= What this task involves =
Check every line below for the string "любом", and copy the lines that contain it.
**** Supplied information
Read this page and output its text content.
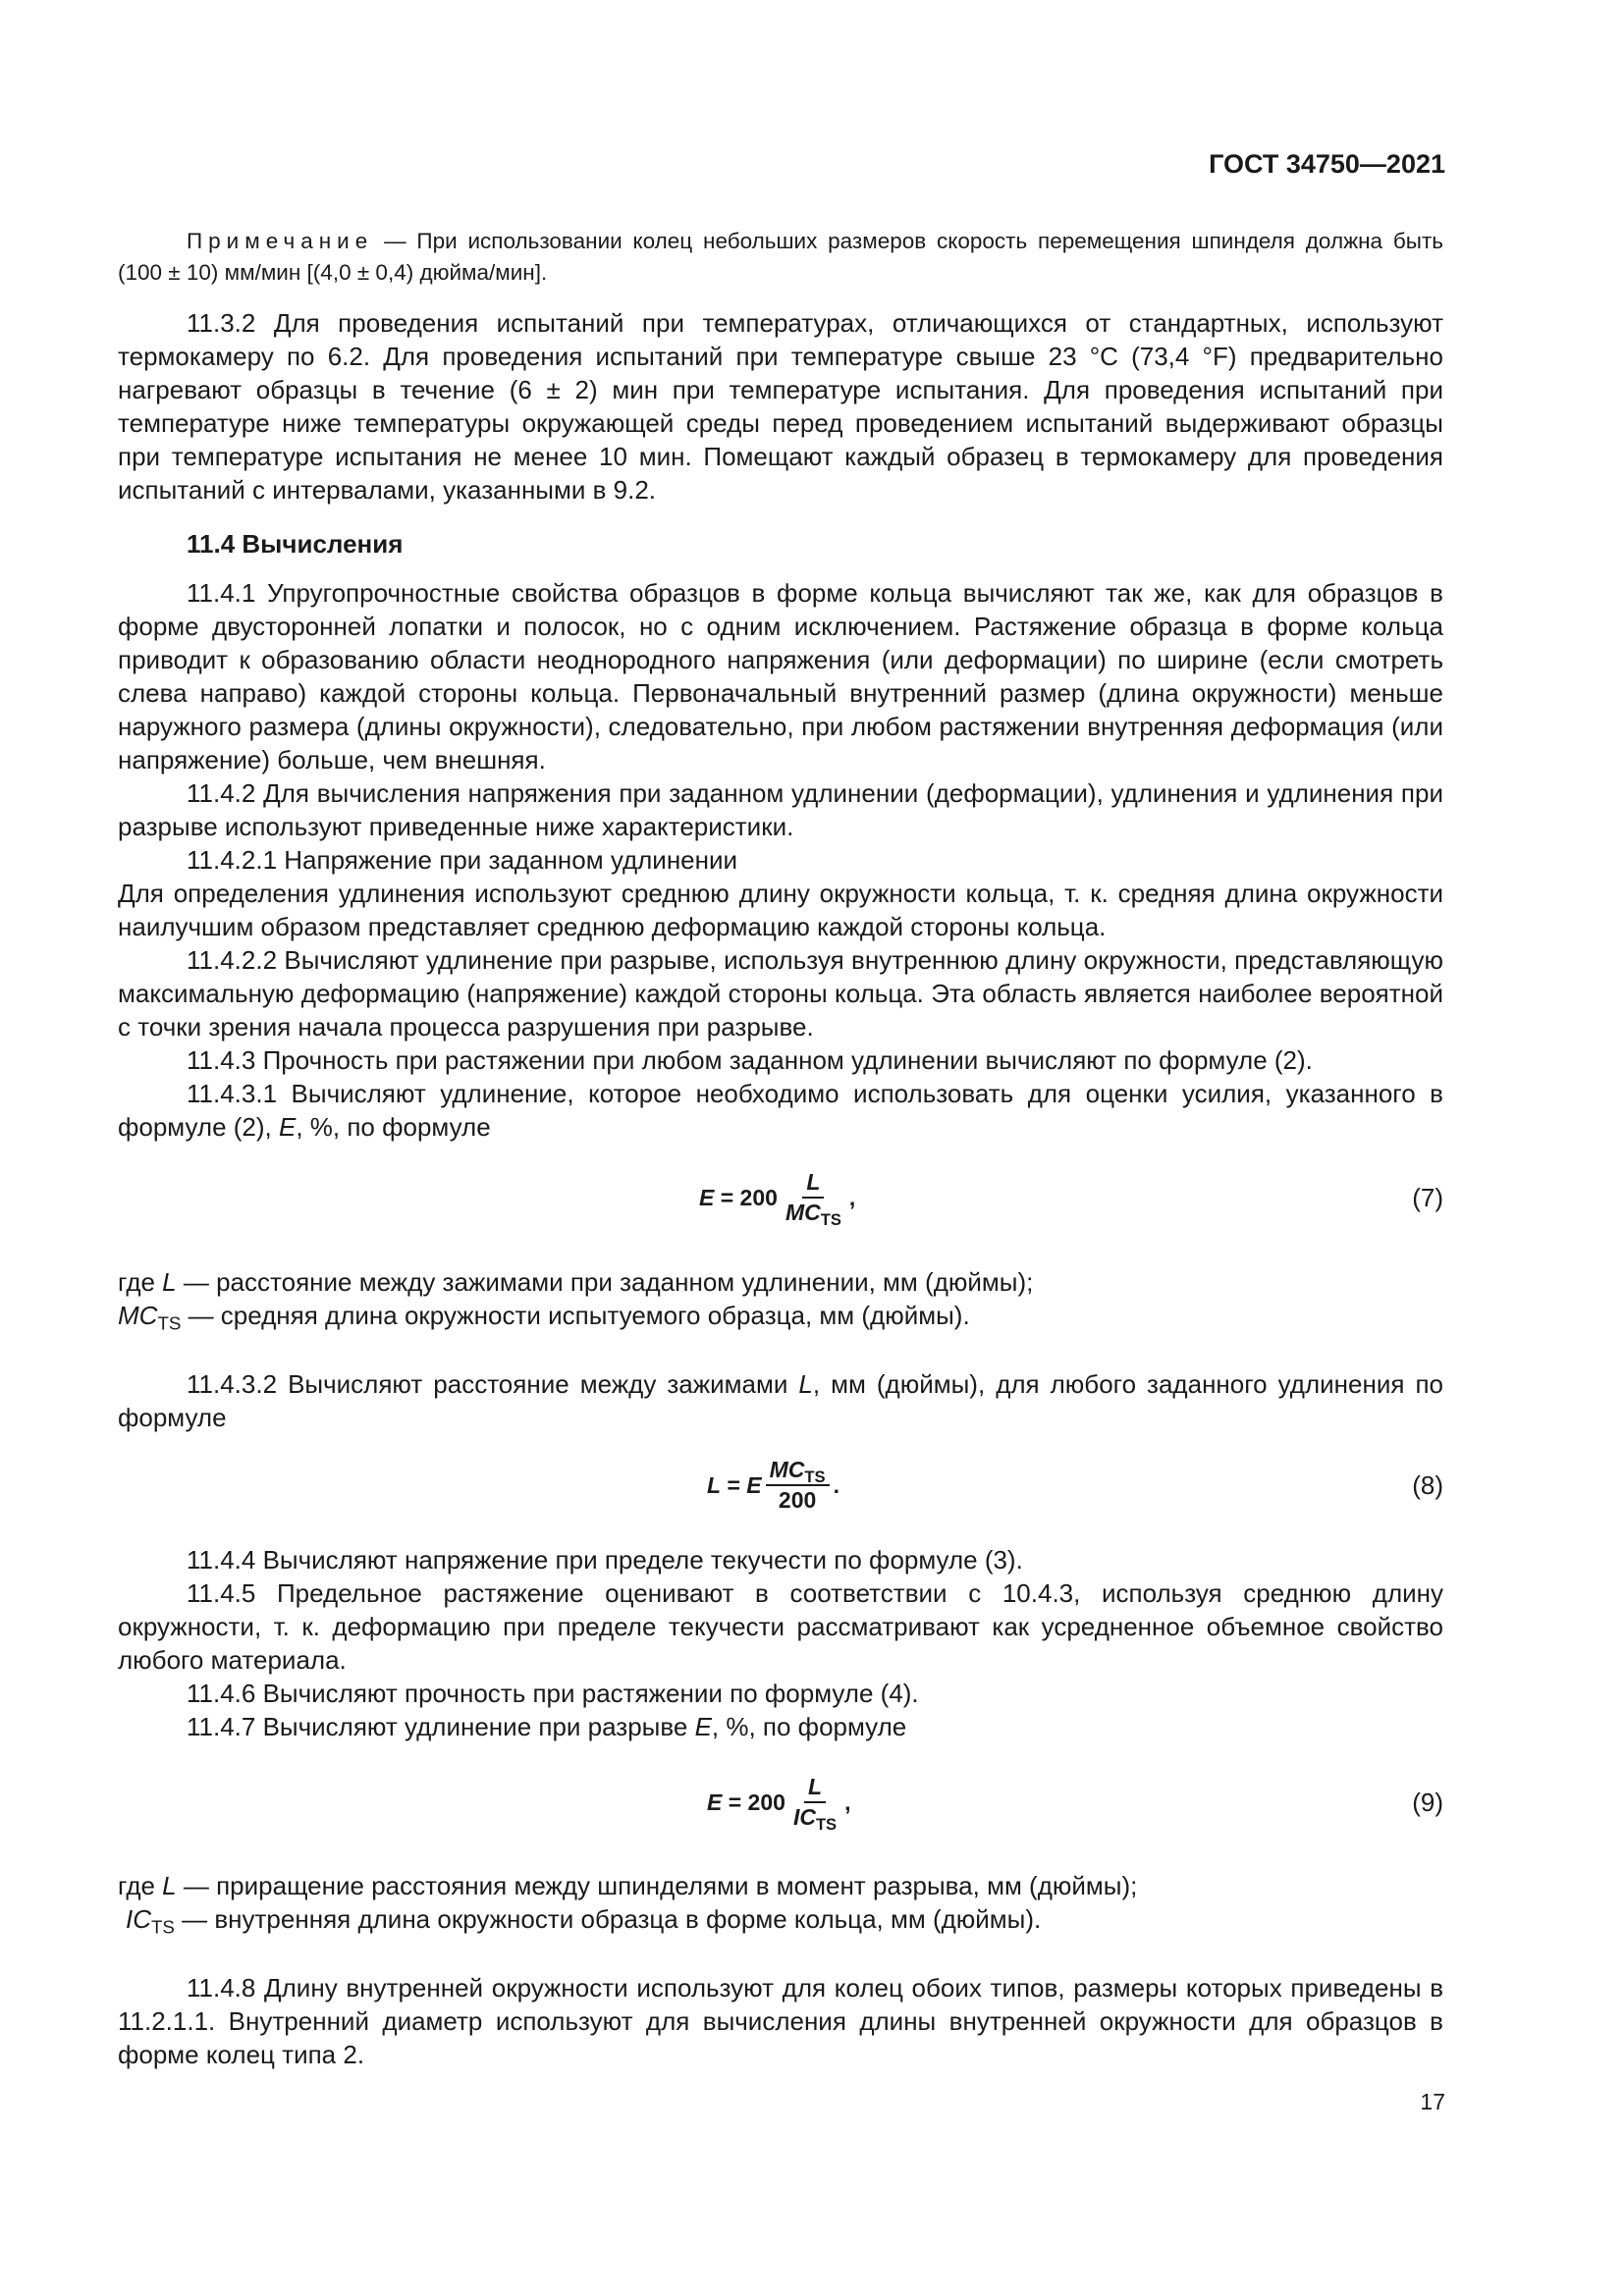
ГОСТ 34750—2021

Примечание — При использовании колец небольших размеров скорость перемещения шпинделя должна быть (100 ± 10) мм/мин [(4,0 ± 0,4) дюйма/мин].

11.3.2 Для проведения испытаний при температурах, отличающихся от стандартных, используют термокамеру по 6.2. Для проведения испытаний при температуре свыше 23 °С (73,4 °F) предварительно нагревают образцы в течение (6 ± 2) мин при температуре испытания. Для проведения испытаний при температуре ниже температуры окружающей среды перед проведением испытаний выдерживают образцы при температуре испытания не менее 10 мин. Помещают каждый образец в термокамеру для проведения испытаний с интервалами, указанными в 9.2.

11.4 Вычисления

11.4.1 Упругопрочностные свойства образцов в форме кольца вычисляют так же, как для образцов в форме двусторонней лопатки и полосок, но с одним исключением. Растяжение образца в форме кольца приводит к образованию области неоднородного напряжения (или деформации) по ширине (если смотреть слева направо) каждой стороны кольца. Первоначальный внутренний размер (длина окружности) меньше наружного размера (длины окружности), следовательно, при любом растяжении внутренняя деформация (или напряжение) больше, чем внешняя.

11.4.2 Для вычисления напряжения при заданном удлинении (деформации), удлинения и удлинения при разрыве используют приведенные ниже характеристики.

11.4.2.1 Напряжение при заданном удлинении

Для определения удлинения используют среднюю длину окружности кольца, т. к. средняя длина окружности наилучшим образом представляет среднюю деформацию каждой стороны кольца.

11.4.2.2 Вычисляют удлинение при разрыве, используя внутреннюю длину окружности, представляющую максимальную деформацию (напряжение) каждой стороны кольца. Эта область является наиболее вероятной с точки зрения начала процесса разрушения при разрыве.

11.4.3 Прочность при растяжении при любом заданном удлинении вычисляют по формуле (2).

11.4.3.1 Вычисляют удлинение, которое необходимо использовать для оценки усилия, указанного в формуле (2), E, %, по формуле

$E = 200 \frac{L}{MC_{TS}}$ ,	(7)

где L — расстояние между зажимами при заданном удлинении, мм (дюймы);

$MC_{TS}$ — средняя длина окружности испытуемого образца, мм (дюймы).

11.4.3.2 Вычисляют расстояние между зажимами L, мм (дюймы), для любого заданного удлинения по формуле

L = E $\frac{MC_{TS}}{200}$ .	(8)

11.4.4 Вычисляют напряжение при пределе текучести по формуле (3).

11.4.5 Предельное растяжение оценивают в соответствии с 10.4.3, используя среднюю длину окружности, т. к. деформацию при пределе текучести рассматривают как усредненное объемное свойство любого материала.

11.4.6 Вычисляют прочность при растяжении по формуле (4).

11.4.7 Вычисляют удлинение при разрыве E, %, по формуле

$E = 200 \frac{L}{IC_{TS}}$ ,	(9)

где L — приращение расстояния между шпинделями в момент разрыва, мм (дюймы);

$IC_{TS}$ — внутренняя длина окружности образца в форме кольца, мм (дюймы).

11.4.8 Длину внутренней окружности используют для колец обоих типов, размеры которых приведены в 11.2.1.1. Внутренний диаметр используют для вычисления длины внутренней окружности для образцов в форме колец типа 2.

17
********
= Task result =
11.4.1 Упругопрочностные свойства образцов в форме кольца вычисляют так же, как для образцов в форме двусторонней лопатки и полосок, но с одним исключением. Растяжение образца в форме кольца приводит к образованию области неоднородного напряжения (или деформации) по ширине (если смотреть слева направо) каждой стороны кольца. Первоначальный внутренний размер (длина окружности) меньше наружного размера (длины окружности), следовательно, при любом растяжении внутренняя деформация (или напряжение) больше, чем внешняя.
11.4.3 Прочность при растяжении при любом заданном удлинении вычисляют по формуле (2).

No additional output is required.